#### Extrait choisi:
M. Philippe Chaillou - Il est exact qu’il ne s’agit pas d’un problème central de la justice des mineurs, même si tel est le cas en ce qui concerne la justice, prise dans sa généralité.

Je ne saurais pas vous dire le nombre de procédures pénales qui existent dans le ressort des tribunaux pour enfants. Chaque année, 200 à 250 arrêts pénaux sont rendus, y compris dans des affaires criminelles concernant des mineurs qui ont moins de seize ans au moment des faits.

Les délais sont longs ; l’appel intervient au moins un an après le jugement. C’est beaucoup trop.

Quant à l’assistance éducative, environ 500 décisions sont rendues par an. Quand on statue, par exemple, sur une ordonnance de placement provisoire prise par un juge des enfants au titre de l’enfance en danger, autrement dit, le retrait d’enfant, cette mesure étant valable six mois, on doit se prononcer avant. On accorde par conséquent une priorité au traitement de certaines affaires.

M. François Zocchetto - Lorsque l’on assiste à des procédures impliquant des mineurs, on a parfois l’impression que certaines personnes devraient être jugées non à leur place mais à leurs côtés, alors qu’elles sont absentes. Je pense en premier lieu aux parents. J’ai été frappé de constater que des mineurs qui comparaissent devant le juge des enfants ne comprennent pas la procédure, qui peut être trop solennelle. C’est parfois le cas en cabinet où va être employé le vouvoiement, où le jeune va peut-être être appelé « monsieur » pour la première fois de sa vie. Ce jeune a l’air absent, regarde derrière pour voir si ses parents ou une personne de connaissance ne sont pas présents. Selon vous, monsieur Chaillou, existe-t-il des possibilités d’associer une responsabilité pénale des parents dans ces procédures ?

On comprend bien l’absence de sanction pénale ou une responsabilité pénale atténuée pour les mineurs -souhait partagé par la majorité d’entre nous- mais on constate l’existence d’un vide, à savoir qu’à un moment, il n’y a plus de responsable. Comment pourrait-on organiser une responsabilisation pénale éventuelle des adultes qui ont la charge de ces enfants ?

Je me demande même parfois si l’on applique vraiment les textes relatifs à la corruption des mineurs, notamment dans des affaires de moeurs où l’on voit des mineurs totalement dépassés par les événements en raison de l’environnement dans lequel ils vivent. Parallèlement, les adultes qui vivent à leurs côtés ne font pas l’objet de poursuites.

M. Philippe Chaillou - En droit pénal, la responsabilité est individuelle : c’est celui qui a commis l’acte qui est responsable. Les parents ne seront jamais les auteurs moraux de l’infraction. Au sein de la mission à laquelle j’ai participé avait été mise en exergue cette responsabilité des parents. Je crois que les choses avancent.

#### Consignes:
1 – Veuillez reproduire sans changement le passage de l'extrait qui va de « Je me demande » jusqu'à « les choses avancent. ».
2 – Répondez à ces questions d'après l'extrait ci-dessus.
(a) Combien d'arrêts pénaux sont rendus chaque année ?
(b) Pendant combien de temps une ordonnance de placement provisoire est-elle valable ?
(c) En droit pénal, qui est responsable selon M. Philippe Chaillou ?
Les lignes constituent un matériau à part, indépendant de l'extrait.

#### Extrait des données:
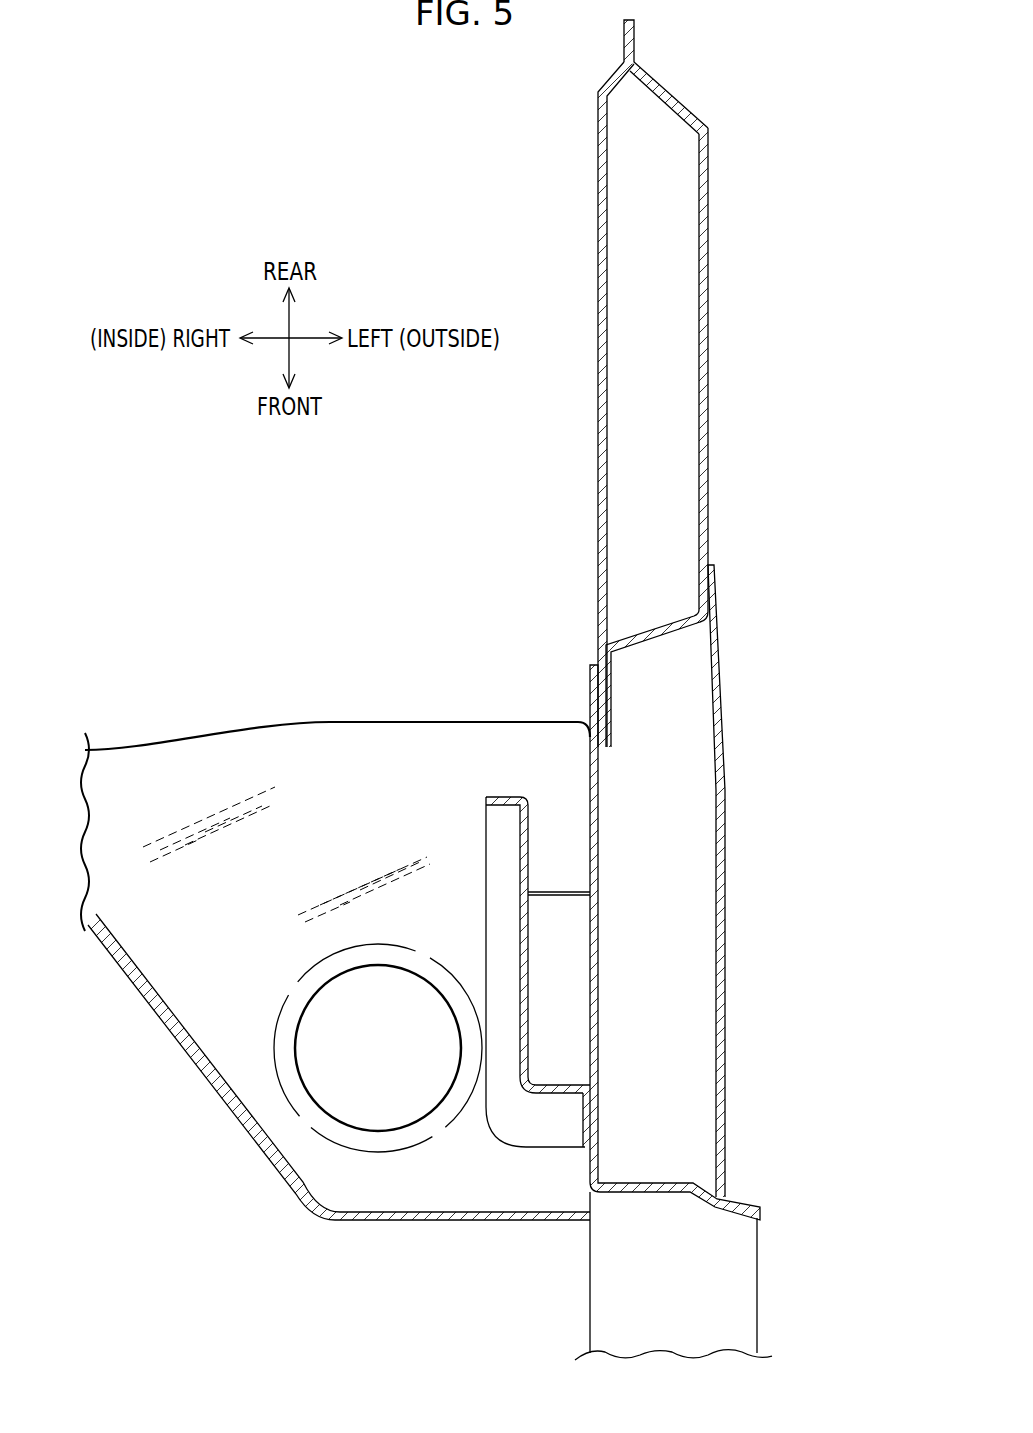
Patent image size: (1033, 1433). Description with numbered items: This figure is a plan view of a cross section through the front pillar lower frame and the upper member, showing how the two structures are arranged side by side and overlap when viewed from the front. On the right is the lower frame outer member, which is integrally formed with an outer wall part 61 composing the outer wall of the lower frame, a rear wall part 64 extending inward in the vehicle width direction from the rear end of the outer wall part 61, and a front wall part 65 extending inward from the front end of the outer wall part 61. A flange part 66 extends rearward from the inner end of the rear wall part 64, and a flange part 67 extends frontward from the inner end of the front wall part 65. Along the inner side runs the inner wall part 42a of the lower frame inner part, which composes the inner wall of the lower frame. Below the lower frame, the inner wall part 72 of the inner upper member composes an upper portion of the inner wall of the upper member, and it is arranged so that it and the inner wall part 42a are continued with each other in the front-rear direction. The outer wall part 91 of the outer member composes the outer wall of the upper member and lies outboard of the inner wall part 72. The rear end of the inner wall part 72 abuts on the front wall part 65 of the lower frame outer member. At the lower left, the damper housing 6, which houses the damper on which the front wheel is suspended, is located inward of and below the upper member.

#### Résultats:
1 –
Je me demande même parfois si l’on applique vraiment les textes relatifs à la corruption des mineurs, notamment dans des affaires de moeurs où l’on voit des mineurs totalement dépassés par les événements en raison de l’environnement dans lequel ils vivent. Parallèlement, les adultes qui vivent à leurs côtés ne font pas l’objet de poursuites.

M. Philippe Chaillou - En droit pénal, la responsabilité est individuelle : c’est celui qui a commis l’acte qui est responsable. Les parents ne seront jamais les auteurs moraux de l’infraction. Au sein de la mission à laquelle j’ai participé avait été mise en exergue cette responsabilité des parents. Je crois que les choses avancent.

2 –
(a) De 200 à 250.
(b) Six mois.
(c) Celui qui a commis l'acte.